## STATED TASK
Take the data that follows and retype it word for word.

[Collected data entries]
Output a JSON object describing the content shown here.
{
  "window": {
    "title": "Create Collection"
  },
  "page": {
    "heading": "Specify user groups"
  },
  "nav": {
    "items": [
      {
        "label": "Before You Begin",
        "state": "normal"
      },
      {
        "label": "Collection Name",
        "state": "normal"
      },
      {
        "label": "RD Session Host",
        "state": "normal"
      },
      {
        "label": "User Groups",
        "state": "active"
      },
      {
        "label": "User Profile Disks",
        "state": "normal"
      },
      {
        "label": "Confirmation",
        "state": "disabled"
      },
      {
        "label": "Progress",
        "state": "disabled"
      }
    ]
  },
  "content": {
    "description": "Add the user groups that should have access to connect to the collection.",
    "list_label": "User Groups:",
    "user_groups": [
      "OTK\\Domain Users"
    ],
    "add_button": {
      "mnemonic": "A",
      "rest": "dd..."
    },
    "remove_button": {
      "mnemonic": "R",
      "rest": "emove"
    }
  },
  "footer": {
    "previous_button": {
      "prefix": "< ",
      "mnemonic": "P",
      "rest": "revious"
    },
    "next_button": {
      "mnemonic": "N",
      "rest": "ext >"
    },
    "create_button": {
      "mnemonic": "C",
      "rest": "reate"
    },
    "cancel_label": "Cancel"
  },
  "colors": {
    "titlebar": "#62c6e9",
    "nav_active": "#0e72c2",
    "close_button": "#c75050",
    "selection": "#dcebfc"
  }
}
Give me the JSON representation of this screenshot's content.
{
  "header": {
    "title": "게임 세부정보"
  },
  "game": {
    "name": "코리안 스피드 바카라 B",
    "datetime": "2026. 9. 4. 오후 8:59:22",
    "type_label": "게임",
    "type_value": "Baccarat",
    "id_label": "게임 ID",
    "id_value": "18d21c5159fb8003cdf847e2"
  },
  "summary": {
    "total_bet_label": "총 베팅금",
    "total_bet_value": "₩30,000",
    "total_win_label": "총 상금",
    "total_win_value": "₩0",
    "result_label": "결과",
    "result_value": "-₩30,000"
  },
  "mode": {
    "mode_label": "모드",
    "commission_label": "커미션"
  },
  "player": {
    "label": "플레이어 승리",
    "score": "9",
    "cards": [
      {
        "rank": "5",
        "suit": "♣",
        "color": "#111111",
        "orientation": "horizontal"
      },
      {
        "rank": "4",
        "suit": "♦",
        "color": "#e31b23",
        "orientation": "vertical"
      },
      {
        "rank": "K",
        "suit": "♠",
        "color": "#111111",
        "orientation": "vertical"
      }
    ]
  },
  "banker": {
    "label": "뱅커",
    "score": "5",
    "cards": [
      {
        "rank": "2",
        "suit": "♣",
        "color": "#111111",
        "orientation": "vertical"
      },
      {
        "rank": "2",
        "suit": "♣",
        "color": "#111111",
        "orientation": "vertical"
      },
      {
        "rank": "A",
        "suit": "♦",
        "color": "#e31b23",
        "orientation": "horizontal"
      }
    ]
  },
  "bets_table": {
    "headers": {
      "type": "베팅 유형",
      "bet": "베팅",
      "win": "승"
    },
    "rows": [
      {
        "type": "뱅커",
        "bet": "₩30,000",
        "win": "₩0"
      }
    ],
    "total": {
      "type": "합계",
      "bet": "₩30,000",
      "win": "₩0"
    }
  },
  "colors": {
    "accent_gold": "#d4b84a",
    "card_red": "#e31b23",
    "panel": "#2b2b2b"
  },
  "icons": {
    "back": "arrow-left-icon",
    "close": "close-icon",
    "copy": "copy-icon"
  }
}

## WRITTEN ANSWER
Output a JSON object describing the content shown here.
{
  "window": {
    "title": "Create Collection"
  },
  "page": {
    "heading": "Specify user groups"
  },
  "nav": {
    "items": [
      {
        "label": "Before You Begin",
        "state": "normal"
      },
      {
        "label": "Collection Name",
        "state": "normal"
      },
      {
        "label": "RD Session Host",
        "state": "normal"
      },
      {
        "label": "User Groups",
        "state": "active"
      },
      {
        "label": "User Profile Disks",
        "state": "normal"
      },
      {
        "label": "Confirmation",
        "state": "disabled"
      },
      {
        "label": "Progress",
        "state": "disabled"
      }
    ]
  },
  "content": {
    "description": "Add the user groups that should have access to connect to the collection.",
    "list_label": "User Groups:",
    "user_groups": [
      "OTK\\Domain Users"
    ],
    "add_button": {
      "mnemonic": "A",
      "rest": "dd..."
    },
    "remove_button": {
      "mnemonic": "R",
      "rest": "emove"
    }
  },
  "footer": {
    "previous_button": {
      "prefix": "< ",
      "mnemonic": "P",
      "rest": "revious"
    },
    "next_button": {
      "mnemonic": "N",
      "rest": "ext >"
    },
    "create_button": {
      "mnemonic": "C",
      "rest": "reate"
    },
    "cancel_label": "Cancel"
  },
  "colors": {
    "titlebar": "#62c6e9",
    "nav_active": "#0e72c2",
    "close_button": "#c75050",
    "selection": "#dcebfc"
  }
}
Give me the JSON representation of this screenshot's content.
{
  "header": {
    "title": "게임 세부정보"
  },
  "game": {
    "name": "코리안 스피드 바카라 B",
    "datetime": "2026. 9. 4. 오후 8:59:22",
    "type_label": "게임",
    "type_value": "Baccarat",
    "id_label": "게임 ID",
    "id_value": "18d21c5159fb8003cdf847e2"
  },
  "summary": {
    "total_bet_label": "총 베팅금",
    "total_bet_value": "₩30,000",
    "total_win_label": "총 상금",
    "total_win_value": "₩0",
    "result_label": "결과",
    "result_value": "-₩30,000"
  },
  "mode": {
    "mode_label": "모드",
    "commission_label": "커미션"
  },
  "player": {
    "label": "플레이어 승리",
    "score": "9",
    "cards": [
      {
        "rank": "5",
        "suit": "♣",
        "color": "#111111",
        "orientation": "horizontal"
      },
      {
        "rank": "4",
        "suit": "♦",
        "color": "#e31b23",
        "orientation": "vertical"
      },
      {
        "rank": "K",
        "suit": "♠",
        "color": "#111111",
        "orientation": "vertical"
      }
    ]
  },
  "banker": {
    "label": "뱅커",
    "score": "5",
    "cards": [
      {
        "rank": "2",
        "suit": "♣",
        "color": "#111111",
        "orientation": "vertical"
      },
      {
        "rank": "2",
        "suit": "♣",
        "color": "#111111",
        "orientation": "vertical"
      },
      {
        "rank": "A",
        "suit": "♦",
        "color": "#e31b23",
        "orientation": "horizontal"
      }
    ]
  },
  "bets_table": {
    "headers": {
      "type": "베팅 유형",
      "bet": "베팅",
      "win": "승"
    },
    "rows": [
      {
        "type": "뱅커",
        "bet": "₩30,000",
        "win": "₩0"
      }
    ],
    "total": {
      "type": "합계",
      "bet": "₩30,000",
      "win": "₩0"
    }
  },
  "colors": {
    "accent_gold": "#d4b84a",
    "card_red": "#e31b23",
    "panel": "#2b2b2b"
  },
  "icons": {
    "back": "arrow-left-icon",
    "close": "close-icon",
    "copy": "copy-icon"
  }
}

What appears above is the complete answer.